■ WHAT IS EXPECTED ■
Please work out how many lines in the material contain "scale" and give only that figure.

■ GIVEN DATA ■
==========

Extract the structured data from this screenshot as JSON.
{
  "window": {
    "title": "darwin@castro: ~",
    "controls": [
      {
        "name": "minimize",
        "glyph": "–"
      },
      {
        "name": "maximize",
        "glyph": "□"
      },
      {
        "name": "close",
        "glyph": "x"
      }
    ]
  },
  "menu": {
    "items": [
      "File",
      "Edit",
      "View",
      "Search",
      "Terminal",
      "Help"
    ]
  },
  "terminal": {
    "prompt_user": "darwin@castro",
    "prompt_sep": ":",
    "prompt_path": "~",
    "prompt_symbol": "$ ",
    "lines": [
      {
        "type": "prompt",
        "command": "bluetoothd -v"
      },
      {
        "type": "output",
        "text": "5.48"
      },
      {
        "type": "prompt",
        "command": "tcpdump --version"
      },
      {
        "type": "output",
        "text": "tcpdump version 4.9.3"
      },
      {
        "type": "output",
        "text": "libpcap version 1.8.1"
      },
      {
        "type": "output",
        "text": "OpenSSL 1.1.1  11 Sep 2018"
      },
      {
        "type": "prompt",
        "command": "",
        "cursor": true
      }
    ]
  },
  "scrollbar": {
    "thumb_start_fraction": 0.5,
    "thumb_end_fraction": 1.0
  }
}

==========

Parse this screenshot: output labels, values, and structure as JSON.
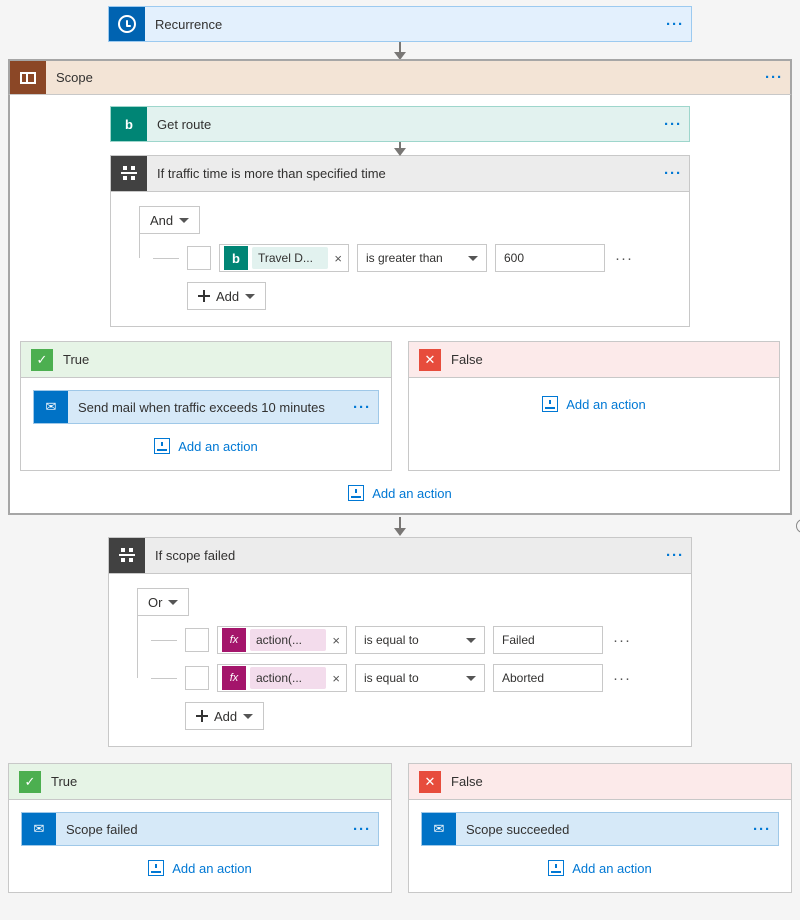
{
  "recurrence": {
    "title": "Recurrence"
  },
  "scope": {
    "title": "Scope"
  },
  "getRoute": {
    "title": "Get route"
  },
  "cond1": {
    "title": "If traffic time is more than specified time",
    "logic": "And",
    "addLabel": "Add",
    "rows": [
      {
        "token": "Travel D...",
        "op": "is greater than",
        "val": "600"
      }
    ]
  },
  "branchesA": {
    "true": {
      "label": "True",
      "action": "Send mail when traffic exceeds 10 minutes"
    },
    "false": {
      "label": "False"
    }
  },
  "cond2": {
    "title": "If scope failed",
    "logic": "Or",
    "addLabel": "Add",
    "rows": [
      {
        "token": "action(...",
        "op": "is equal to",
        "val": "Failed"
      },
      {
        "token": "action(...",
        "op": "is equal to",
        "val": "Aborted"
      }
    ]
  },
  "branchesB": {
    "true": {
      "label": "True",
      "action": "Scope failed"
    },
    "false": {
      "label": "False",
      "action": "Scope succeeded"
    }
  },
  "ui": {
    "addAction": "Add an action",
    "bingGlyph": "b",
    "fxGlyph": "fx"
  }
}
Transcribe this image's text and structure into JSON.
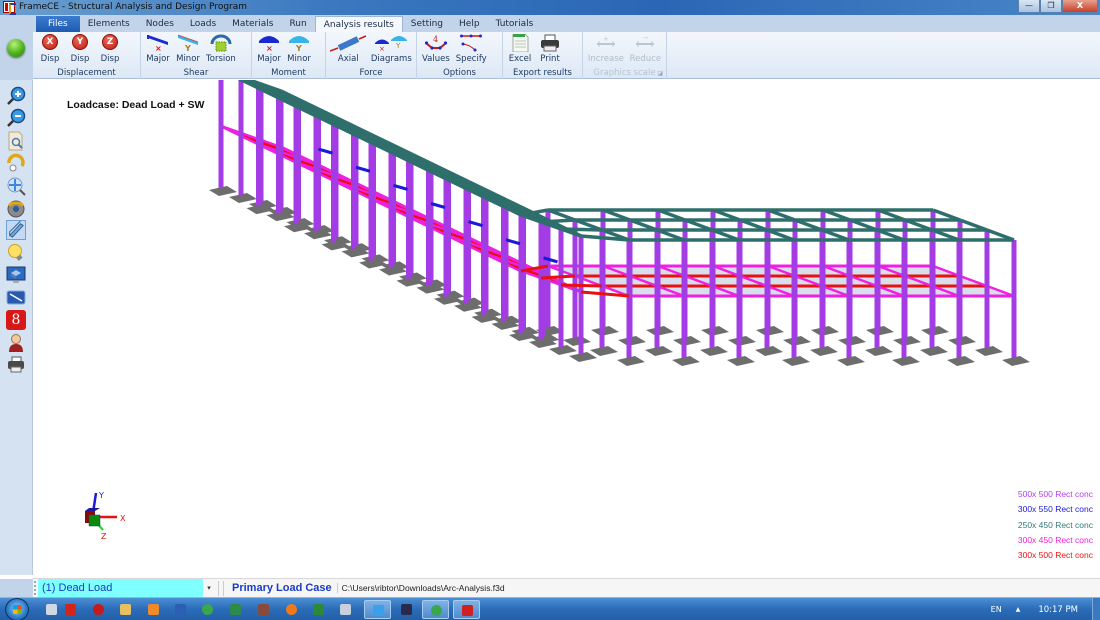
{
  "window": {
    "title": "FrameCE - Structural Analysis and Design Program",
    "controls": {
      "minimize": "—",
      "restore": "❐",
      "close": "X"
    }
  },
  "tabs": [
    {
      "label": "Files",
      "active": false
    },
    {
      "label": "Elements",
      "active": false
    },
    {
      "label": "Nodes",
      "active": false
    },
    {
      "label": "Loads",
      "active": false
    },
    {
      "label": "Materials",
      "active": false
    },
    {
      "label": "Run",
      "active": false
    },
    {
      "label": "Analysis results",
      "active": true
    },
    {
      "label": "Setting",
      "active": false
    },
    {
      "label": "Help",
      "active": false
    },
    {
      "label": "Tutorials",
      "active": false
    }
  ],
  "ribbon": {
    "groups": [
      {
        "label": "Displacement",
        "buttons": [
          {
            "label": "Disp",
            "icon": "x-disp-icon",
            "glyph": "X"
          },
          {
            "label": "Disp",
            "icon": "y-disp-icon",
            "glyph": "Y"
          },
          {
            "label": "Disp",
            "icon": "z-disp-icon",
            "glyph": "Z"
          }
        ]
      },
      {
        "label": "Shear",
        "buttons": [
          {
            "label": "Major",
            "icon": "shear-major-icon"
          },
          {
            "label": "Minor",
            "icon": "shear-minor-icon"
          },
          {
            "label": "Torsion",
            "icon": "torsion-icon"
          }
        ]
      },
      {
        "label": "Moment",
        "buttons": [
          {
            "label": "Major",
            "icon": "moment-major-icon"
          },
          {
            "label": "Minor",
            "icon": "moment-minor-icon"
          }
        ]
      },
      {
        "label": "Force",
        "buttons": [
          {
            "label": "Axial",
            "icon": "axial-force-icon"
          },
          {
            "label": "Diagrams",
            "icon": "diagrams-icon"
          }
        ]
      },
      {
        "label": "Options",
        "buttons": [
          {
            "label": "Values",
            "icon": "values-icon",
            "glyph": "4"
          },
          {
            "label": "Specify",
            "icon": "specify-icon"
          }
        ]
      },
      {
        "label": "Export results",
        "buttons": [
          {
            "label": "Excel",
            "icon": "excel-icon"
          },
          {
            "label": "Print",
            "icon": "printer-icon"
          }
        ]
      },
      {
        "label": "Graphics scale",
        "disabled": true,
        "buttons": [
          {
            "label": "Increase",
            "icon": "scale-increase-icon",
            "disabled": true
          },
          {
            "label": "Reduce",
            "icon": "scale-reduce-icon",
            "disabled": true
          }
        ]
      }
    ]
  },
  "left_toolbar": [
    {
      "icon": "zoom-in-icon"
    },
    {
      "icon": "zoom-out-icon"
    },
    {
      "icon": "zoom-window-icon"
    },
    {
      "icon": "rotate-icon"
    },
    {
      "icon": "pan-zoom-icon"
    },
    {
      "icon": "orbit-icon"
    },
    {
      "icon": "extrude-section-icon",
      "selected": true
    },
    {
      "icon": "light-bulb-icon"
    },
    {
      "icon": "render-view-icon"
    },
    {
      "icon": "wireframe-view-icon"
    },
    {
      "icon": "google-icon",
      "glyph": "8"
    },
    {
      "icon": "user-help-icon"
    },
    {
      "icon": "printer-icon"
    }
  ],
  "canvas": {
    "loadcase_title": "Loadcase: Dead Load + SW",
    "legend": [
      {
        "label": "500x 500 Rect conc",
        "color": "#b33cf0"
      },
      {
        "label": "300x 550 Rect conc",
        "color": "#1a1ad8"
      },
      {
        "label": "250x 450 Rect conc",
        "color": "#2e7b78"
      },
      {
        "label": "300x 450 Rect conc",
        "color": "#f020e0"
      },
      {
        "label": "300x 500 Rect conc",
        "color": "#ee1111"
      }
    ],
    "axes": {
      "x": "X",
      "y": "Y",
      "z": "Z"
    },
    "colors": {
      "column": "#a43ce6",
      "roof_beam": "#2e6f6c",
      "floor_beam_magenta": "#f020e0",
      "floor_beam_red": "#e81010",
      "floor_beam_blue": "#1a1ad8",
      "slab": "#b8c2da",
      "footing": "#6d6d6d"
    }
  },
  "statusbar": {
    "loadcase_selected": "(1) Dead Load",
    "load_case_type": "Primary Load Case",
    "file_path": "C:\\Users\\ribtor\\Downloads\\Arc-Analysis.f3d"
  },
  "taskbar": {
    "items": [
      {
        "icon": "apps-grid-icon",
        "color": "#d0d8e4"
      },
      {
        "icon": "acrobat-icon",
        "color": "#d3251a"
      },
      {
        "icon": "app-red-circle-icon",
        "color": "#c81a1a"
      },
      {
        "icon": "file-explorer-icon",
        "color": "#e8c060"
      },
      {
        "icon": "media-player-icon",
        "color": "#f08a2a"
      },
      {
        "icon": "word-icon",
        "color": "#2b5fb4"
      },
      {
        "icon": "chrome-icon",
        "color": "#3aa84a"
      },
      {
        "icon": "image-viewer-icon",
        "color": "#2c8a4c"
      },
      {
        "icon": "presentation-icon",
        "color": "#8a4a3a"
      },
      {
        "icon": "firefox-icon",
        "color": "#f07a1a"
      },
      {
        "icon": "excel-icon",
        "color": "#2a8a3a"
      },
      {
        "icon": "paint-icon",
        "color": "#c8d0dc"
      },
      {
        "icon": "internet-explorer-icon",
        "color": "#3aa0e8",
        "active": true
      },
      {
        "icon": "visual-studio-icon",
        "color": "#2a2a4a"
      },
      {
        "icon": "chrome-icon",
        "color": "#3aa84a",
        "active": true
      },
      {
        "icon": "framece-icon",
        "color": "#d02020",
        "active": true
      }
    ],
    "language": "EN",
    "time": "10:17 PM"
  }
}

==========

■ RESULT OF THE EXERCISE ■
3